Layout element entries
"""

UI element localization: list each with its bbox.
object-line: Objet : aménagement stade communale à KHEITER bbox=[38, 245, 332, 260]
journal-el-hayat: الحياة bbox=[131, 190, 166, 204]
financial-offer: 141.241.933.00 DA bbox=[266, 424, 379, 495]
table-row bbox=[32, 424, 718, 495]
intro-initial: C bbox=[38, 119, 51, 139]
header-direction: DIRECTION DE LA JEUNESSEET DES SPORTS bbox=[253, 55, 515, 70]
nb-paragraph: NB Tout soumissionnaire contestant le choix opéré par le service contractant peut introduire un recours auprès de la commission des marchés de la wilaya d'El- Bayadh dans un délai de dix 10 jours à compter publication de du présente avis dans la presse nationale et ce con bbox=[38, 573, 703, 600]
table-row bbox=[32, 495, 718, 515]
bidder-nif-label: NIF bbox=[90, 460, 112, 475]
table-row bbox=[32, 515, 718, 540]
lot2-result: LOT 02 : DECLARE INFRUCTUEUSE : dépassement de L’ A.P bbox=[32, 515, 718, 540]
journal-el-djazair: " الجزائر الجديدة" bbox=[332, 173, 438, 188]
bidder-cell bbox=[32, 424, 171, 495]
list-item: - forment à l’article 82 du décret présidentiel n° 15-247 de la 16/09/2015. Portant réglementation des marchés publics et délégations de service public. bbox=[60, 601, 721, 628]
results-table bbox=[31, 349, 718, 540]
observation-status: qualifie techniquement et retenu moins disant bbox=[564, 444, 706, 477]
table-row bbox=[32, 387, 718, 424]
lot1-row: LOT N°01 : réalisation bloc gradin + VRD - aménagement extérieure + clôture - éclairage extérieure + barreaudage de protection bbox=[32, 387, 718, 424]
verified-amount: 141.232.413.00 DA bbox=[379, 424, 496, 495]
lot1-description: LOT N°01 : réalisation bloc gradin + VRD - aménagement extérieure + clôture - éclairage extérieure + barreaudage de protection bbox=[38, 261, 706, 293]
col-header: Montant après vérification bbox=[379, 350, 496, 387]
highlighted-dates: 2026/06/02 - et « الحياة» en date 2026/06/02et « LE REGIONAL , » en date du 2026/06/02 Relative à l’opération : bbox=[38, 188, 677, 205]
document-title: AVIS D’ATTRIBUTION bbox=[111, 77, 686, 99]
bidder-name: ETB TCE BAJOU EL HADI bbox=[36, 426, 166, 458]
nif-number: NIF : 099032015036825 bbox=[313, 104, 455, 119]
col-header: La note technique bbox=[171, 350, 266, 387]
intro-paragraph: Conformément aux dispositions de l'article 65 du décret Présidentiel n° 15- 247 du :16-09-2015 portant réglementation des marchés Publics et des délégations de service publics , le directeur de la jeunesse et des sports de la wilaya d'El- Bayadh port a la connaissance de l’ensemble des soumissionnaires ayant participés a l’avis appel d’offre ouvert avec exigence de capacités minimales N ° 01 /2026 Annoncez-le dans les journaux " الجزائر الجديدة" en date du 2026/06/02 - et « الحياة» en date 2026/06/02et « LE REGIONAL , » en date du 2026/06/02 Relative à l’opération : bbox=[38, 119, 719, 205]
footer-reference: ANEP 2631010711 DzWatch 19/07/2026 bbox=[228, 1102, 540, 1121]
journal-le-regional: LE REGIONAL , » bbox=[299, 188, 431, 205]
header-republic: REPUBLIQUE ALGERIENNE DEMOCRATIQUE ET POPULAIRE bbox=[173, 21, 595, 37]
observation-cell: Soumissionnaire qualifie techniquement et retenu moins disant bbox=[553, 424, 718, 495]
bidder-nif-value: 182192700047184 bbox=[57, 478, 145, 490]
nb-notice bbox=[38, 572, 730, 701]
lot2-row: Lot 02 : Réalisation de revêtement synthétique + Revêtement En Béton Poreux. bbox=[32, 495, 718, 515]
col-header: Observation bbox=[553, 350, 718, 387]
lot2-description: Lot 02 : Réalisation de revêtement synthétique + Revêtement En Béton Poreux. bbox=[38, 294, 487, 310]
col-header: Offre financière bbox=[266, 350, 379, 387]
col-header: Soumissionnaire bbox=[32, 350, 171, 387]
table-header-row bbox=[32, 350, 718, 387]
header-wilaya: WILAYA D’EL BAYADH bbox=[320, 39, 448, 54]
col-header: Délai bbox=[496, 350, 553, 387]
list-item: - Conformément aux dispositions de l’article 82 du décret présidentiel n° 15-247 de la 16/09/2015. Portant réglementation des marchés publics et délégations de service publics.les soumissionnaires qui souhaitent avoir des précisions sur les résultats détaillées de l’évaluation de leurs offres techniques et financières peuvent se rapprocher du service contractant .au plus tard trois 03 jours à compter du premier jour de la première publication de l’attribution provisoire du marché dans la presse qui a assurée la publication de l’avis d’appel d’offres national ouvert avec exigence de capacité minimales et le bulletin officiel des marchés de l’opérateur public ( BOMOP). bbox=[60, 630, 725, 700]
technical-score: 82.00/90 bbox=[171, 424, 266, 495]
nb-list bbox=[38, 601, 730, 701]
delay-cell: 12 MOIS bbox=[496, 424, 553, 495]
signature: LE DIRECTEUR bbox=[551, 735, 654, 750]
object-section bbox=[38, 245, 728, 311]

"""

Set task ->
Print every line of the records above without changing a single character.

Task result ->
UI element localization: list each with its bbox.
object-line: Objet : aménagement stade communale à KHEITER bbox=[38, 245, 332, 260]
journal-el-hayat: الحياة bbox=[131, 190, 166, 204]
financial-offer: 141.241.933.00 DA bbox=[266, 424, 379, 495]
table-row bbox=[32, 424, 718, 495]
intro-initial: C bbox=[38, 119, 51, 139]
header-direction: DIRECTION DE LA JEUNESSEET DES SPORTS bbox=[253, 55, 515, 70]
nb-paragraph: NB Tout soumissionnaire contestant le choix opéré par le service contractant peut introduire un recours auprès de la commission des marchés de la wilaya d'El- Bayadh dans un délai de dix 10 jours à compter publication de du présente avis dans la presse nationale et ce con bbox=[38, 573, 703, 600]
table-row bbox=[32, 495, 718, 515]
bidder-nif-label: NIF bbox=[90, 460, 112, 475]
table-row bbox=[32, 515, 718, 540]
lot2-result: LOT 02 : DECLARE INFRUCTUEUSE : dépassement de L’ A.P bbox=[32, 515, 718, 540]
journal-el-djazair: " الجزائر الجديدة" bbox=[332, 173, 438, 188]
bidder-cell bbox=[32, 424, 171, 495]
list-item: - forment à l’article 82 du décret présidentiel n° 15-247 de la 16/09/2015. Portant réglementation des marchés publics et délégations de service public. bbox=[60, 601, 721, 628]
results-table bbox=[31, 349, 718, 540]
observation-status: qualifie techniquement et retenu moins disant bbox=[564, 444, 706, 477]
table-row bbox=[32, 387, 718, 424]
lot1-row: LOT N°01 : réalisation bloc gradin + VRD - aménagement extérieure + clôture - éclairage extérieure + barreaudage de protection bbox=[32, 387, 718, 424]
verified-amount: 141.232.413.00 DA bbox=[379, 424, 496, 495]
lot1-description: LOT N°01 : réalisation bloc gradin + VRD - aménagement extérieure + clôture - éclairage extérieure + barreaudage de protection bbox=[38, 261, 706, 293]
col-header: Montant après vérification bbox=[379, 350, 496, 387]
highlighted-dates: 2026/06/02 - et « الحياة» en date 2026/06/02et « LE REGIONAL , » en date du 2026/06/02 Relative à l’opération : bbox=[38, 188, 677, 205]
document-title: AVIS D’ATTRIBUTION bbox=[111, 77, 686, 99]
bidder-name: ETB TCE BAJOU EL HADI bbox=[36, 426, 166, 458]
nif-number: NIF : 099032015036825 bbox=[313, 104, 455, 119]
col-header: La note technique bbox=[171, 350, 266, 387]
intro-paragraph: Conformément aux dispositions de l'article 65 du décret Présidentiel n° 15- 247 du :16-09-2015 portant réglementation des marchés Publics et des délégations de service publics , le directeur de la jeunesse et des sports de la wilaya d'El- Bayadh port a la connaissance de l’ensemble des soumissionnaires ayant participés a l’avis appel d’offre ouvert avec exigence de capacités minimales N ° 01 /2026 Annoncez-le dans les journaux " الجزائر الجديدة" en date du 2026/06/02 - et « الحياة» en date 2026/06/02et « LE REGIONAL , » en date du 2026/06/02 Relative à l’opération : bbox=[38, 119, 719, 205]
footer-reference: ANEP 2631010711 DzWatch 19/07/2026 bbox=[228, 1102, 540, 1121]
journal-le-regional: LE REGIONAL , » bbox=[299, 188, 431, 205]
header-republic: REPUBLIQUE ALGERIENNE DEMOCRATIQUE ET POPULAIRE bbox=[173, 21, 595, 37]
observation-cell: Soumissionnaire qualifie techniquement et retenu moins disant bbox=[553, 424, 718, 495]
bidder-nif-value: 182192700047184 bbox=[57, 478, 145, 490]
nb-notice bbox=[38, 572, 730, 701]
lot2-row: Lot 02 : Réalisation de revêtement synthétique + Revêtement En Béton Poreux. bbox=[32, 495, 718, 515]
col-header: Observation bbox=[553, 350, 718, 387]
lot2-description: Lot 02 : Réalisation de revêtement synthétique + Revêtement En Béton Poreux. bbox=[38, 294, 487, 310]
col-header: Offre financière bbox=[266, 350, 379, 387]
col-header: Soumissionnaire bbox=[32, 350, 171, 387]
table-header-row bbox=[32, 350, 718, 387]
header-wilaya: WILAYA D’EL BAYADH bbox=[320, 39, 448, 54]
col-header: Délai bbox=[496, 350, 553, 387]
list-item: - Conformément aux dispositions de l’article 82 du décret présidentiel n° 15-247 de la 16/09/2015. Portant réglementation des marchés publics et délégations de service publics.les soumissionnaires qui souhaitent avoir des précisions sur les résultats détaillées de l’évaluation de leurs offres techniques et financières peuvent se rapprocher du service contractant .au plus tard trois 03 jours à compter du premier jour de la première publication de l’attribution provisoire du marché dans la presse qui a assurée la publication de l’avis d’appel d’offres national ouvert avec exigence de capacité minimales et le bulletin officiel des marchés de l’opérateur public ( BOMOP). bbox=[60, 630, 725, 700]
technical-score: 82.00/90 bbox=[171, 424, 266, 495]
nb-list bbox=[38, 601, 730, 701]
delay-cell: 12 MOIS bbox=[496, 424, 553, 495]
signature: LE DIRECTEUR bbox=[551, 735, 654, 750]
object-section bbox=[38, 245, 728, 311]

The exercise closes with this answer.